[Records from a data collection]
***

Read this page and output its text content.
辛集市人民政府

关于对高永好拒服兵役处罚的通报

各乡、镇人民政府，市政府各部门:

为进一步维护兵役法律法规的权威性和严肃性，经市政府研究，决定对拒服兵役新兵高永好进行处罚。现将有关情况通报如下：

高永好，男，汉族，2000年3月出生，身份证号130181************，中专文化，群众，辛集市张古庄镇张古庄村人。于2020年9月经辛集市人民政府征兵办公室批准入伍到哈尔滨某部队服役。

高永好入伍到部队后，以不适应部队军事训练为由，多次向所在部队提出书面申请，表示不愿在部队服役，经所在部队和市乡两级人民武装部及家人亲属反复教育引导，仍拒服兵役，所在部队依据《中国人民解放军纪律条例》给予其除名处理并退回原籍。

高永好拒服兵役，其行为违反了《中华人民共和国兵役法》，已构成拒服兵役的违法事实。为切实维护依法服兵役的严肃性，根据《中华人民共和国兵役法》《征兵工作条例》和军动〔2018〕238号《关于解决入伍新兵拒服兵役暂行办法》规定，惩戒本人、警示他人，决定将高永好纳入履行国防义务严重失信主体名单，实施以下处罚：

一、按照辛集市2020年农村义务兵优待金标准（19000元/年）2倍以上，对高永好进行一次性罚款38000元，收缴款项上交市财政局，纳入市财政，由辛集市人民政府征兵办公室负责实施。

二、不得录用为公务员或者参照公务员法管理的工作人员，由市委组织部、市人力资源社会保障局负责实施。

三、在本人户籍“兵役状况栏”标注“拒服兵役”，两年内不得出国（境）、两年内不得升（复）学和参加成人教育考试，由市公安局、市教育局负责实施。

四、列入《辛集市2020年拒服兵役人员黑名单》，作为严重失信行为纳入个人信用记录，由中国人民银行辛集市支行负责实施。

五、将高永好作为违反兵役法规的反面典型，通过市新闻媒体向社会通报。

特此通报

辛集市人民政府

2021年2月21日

***

EXERCISE OBJECTIVE:
Print the whole listing exactly as it is.

FULL RESPONSE:
Read this page and output its text content.
辛集市人民政府

关于对高永好拒服兵役处罚的通报

各乡、镇人民政府，市政府各部门:

为进一步维护兵役法律法规的权威性和严肃性，经市政府研究，决定对拒服兵役新兵高永好进行处罚。现将有关情况通报如下：

高永好，男，汉族，2000年3月出生，身份证号130181************，中专文化，群众，辛集市张古庄镇张古庄村人。于2020年9月经辛集市人民政府征兵办公室批准入伍到哈尔滨某部队服役。

高永好入伍到部队后，以不适应部队军事训练为由，多次向所在部队提出书面申请，表示不愿在部队服役，经所在部队和市乡两级人民武装部及家人亲属反复教育引导，仍拒服兵役，所在部队依据《中国人民解放军纪律条例》给予其除名处理并退回原籍。

高永好拒服兵役，其行为违反了《中华人民共和国兵役法》，已构成拒服兵役的违法事实。为切实维护依法服兵役的严肃性，根据《中华人民共和国兵役法》《征兵工作条例》和军动〔2018〕238号《关于解决入伍新兵拒服兵役暂行办法》规定，惩戒本人、警示他人，决定将高永好纳入履行国防义务严重失信主体名单，实施以下处罚：

一、按照辛集市2020年农村义务兵优待金标准（19000元/年）2倍以上，对高永好进行一次性罚款38000元，收缴款项上交市财政局，纳入市财政，由辛集市人民政府征兵办公室负责实施。

二、不得录用为公务员或者参照公务员法管理的工作人员，由市委组织部、市人力资源社会保障局负责实施。

三、在本人户籍“兵役状况栏”标注“拒服兵役”，两年内不得出国（境）、两年内不得升（复）学和参加成人教育考试，由市公安局、市教育局负责实施。

四、列入《辛集市2020年拒服兵役人员黑名单》，作为严重失信行为纳入个人信用记录，由中国人民银行辛集市支行负责实施。

五、将高永好作为违反兵役法规的反面典型，通过市新闻媒体向社会通报。

特此通报

辛集市人民政府

2021年2月21日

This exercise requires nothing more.